Quote the data below in full, minus the images.

= = = = =

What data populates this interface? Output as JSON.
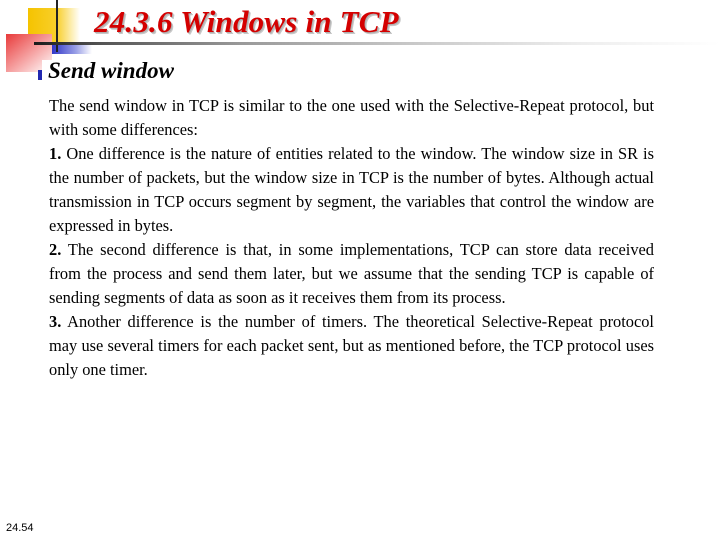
{
  "slide": {
    "title": "24.3.6  Windows in TCP",
    "subtitle": "Send window",
    "intro": "The send window in TCP is similar to the one used with the Selective-Repeat protocol, but with some differences:",
    "points": [
      {
        "number": "1.",
        "text": " One difference is the nature of entities related to the window. The window size in SR is the number of packets, but the window size in TCP is the number of bytes. Although actual transmission in TCP occurs segment by segment, the variables that control the window are expressed in bytes."
      },
      {
        "number": "2.",
        "text": " The second difference is that, in some implementations, TCP can store data received from the process and send them later, but we assume that the sending TCP is capable of sending segments of data as soon as it receives them from its process."
      },
      {
        "number": "3.",
        "text": " Another difference is the number of timers. The theoretical Selective-Repeat protocol may use several timers for each packet sent, but as mentioned before, the TCP protocol uses only one timer."
      }
    ],
    "page_number": "24.54"
  },
  "colors": {
    "title": "#d40000",
    "bullet": "#2228b0",
    "deco_yellow": "#f5c300",
    "deco_red": "#e83a3a",
    "deco_blue": "#3035c8"
  }
}
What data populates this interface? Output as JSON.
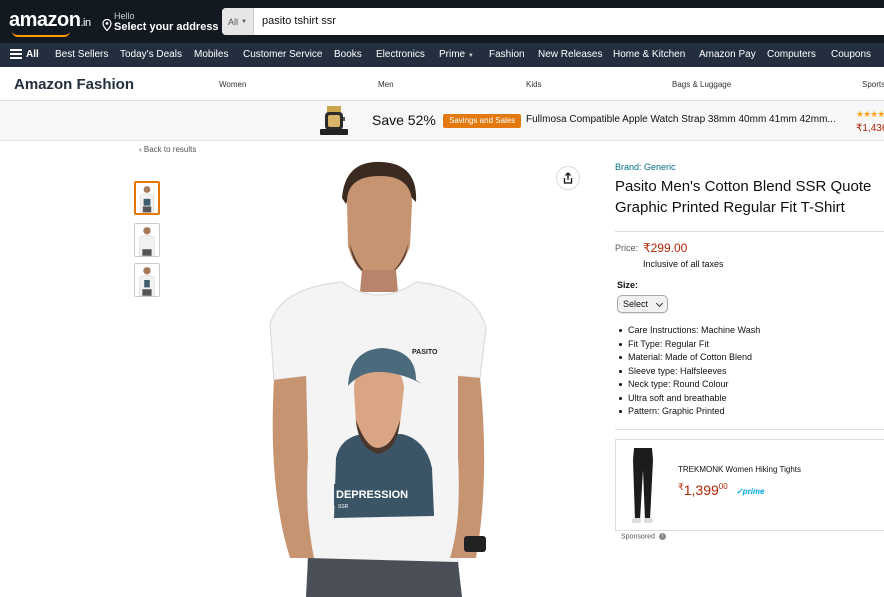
{
  "header": {
    "logo_text": "amazon",
    "logo_suffix": ".in",
    "address_hello": "Hello",
    "address_select": "Select your address",
    "search_category": "All",
    "search_value": "pasito tshirt ssr"
  },
  "nav": {
    "all": "All",
    "items": [
      "Best Sellers",
      "Today's Deals",
      "Mobiles",
      "Customer Service",
      "Books",
      "Electronics",
      "Prime",
      "Fashion",
      "New Releases",
      "Home & Kitchen",
      "Amazon Pay",
      "Computers",
      "Coupons"
    ]
  },
  "store": {
    "title": "Amazon Fashion",
    "links": [
      "Women",
      "Men",
      "Kids",
      "Bags & Luggage",
      "Sports"
    ]
  },
  "promo": {
    "save_text": "Save 52%",
    "badge": "Savings and Sales",
    "title": "Fullmosa Compatible Apple Watch Strap 38mm 40mm 41mm 42mm...",
    "stars": "★★★★",
    "price": "₹1,436",
    "colors": {
      "badge": "#e47911",
      "price": "#b12704"
    }
  },
  "breadcrumb": {
    "back": "‹ Back to results"
  },
  "product": {
    "brand": "Brand: Generic",
    "title_line1": "Pasito Men's Cotton Blend SSR Quote",
    "title_line2": "Graphic Printed Regular Fit T-Shirt",
    "price_label": "Price:",
    "price": "₹299.00",
    "taxes": "Inclusive of all taxes",
    "size_label": "Size:",
    "size_selected": "Select",
    "bullets": [
      "Care Instructions: Machine Wash",
      "Fit Type: Regular Fit",
      "Material: Made of Cotton Blend",
      "Sleeve type: Halfsleeves",
      "Neck type: Round Colour",
      "Ultra soft and breathable",
      "Pattern: Graphic Printed"
    ],
    "print_brand": "PASITO",
    "print_text": "DEPRESSION",
    "print_subtext": "SSR"
  },
  "sponsored": {
    "title": "TREKMONK Women Hiking Tights",
    "price_symbol": "₹",
    "price_whole": "1,399",
    "price_fraction": "00",
    "prime": "✓prime",
    "label": "Sponsored",
    "info": "i"
  }
}
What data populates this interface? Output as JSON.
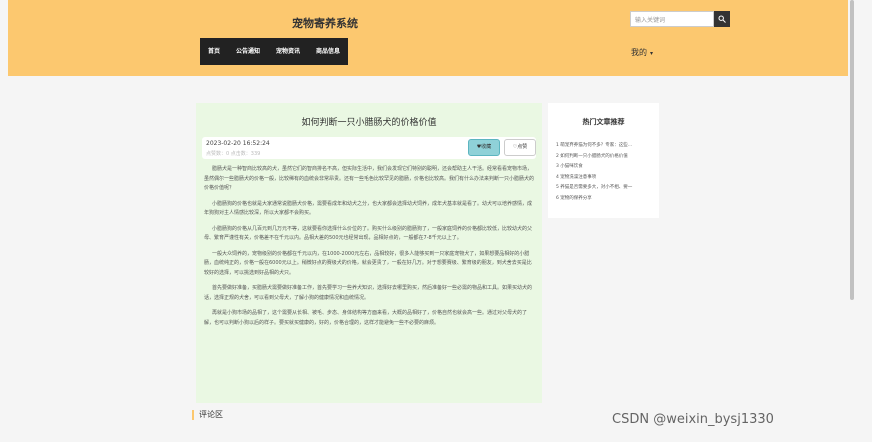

= = = = =

* Full solution
What data populates this interface? Output as JSON.
{
  "slide": {
    "title": "24.3.6  Windows in TCP",
    "subtitle": "Send window",
    "intro": "The send window in TCP is similar to the one used with the Selective-Repeat protocol, but with some differences:",
    "points": [
      {
        "number": "1.",
        "text": " One difference is the nature of entities related to the window. The window size in SR is the number of packets, but the window size in TCP is the number of bytes. Although actual transmission in TCP occurs segment by segment, the variables that control the window are expressed in bytes."
      },
      {
        "number": "2.",
        "text": " The second difference is that, in some implementations, TCP can store data received from the process and send them later, but we assume that the sending TCP is capable of sending segments of data as soon as it receives them from its process."
      },
      {
        "number": "3.",
        "text": " Another difference is the number of timers. The theoretical Selective-Repeat protocol may use several timers for each packet sent, but as mentioned before, the TCP protocol uses only one timer."
      }
    ],
    "page_number": "24.54"
  },
  "colors": {
    "title": "#d40000",
    "bullet": "#2228b0",
    "deco_yellow": "#f5c300",
    "deco_red": "#e83a3a",
    "deco_blue": "#3035c8"
  }
}
What data populates this interface? Output as JSON.
{
  "header": {
    "logo_text": "amazon",
    "logo_suffix": ".in",
    "address_hello": "Hello",
    "address_select": "Select your address",
    "search_category": "All",
    "search_value": "pasito tshirt ssr"
  },
  "nav": {
    "all": "All",
    "items": [
      "Best Sellers",
      "Today's Deals",
      "Mobiles",
      "Customer Service",
      "Books",
      "Electronics",
      "Prime",
      "Fashion",
      "New Releases",
      "Home & Kitchen",
      "Amazon Pay",
      "Computers",
      "Coupons"
    ]
  },
  "store": {
    "title": "Amazon Fashion",
    "links": [
      "Women",
      "Men",
      "Kids",
      "Bags & Luggage",
      "Sports"
    ]
  },
  "promo": {
    "save_text": "Save 52%",
    "badge": "Savings and Sales",
    "title": "Fullmosa Compatible Apple Watch Strap 38mm 40mm 41mm 42mm...",
    "stars": "★★★★",
    "price": "₹1,436",
    "colors": {
      "badge": "#e47911",
      "price": "#b12704"
    }
  },
  "breadcrumb": {
    "back": "‹ Back to results"
  },
  "product": {
    "brand": "Brand: Generic",
    "title_line1": "Pasito Men's Cotton Blend SSR Quote",
    "title_line2": "Graphic Printed Regular Fit T-Shirt",
    "price_label": "Price:",
    "price": "₹299.00",
    "taxes": "Inclusive of all taxes",
    "size_label": "Size:",
    "size_selected": "Select",
    "bullets": [
      "Care Instructions: Machine Wash",
      "Fit Type: Regular Fit",
      "Material: Made of Cotton Blend",
      "Sleeve type: Halfsleeves",
      "Neck type: Round Colour",
      "Ultra soft and breathable",
      "Pattern: Graphic Printed"
    ],
    "print_brand": "PASITO",
    "print_text": "DEPRESSION",
    "print_subtext": "SSR"
  },
  "sponsored": {
    "title": "TREKMONK Women Hiking Tights",
    "price_symbol": "₹",
    "price_whole": "1,399",
    "price_fraction": "00",
    "prime": "✓prime",
    "label": "Sponsored",
    "info": "i"
  }
}
What data populates this interface? Output as JSON.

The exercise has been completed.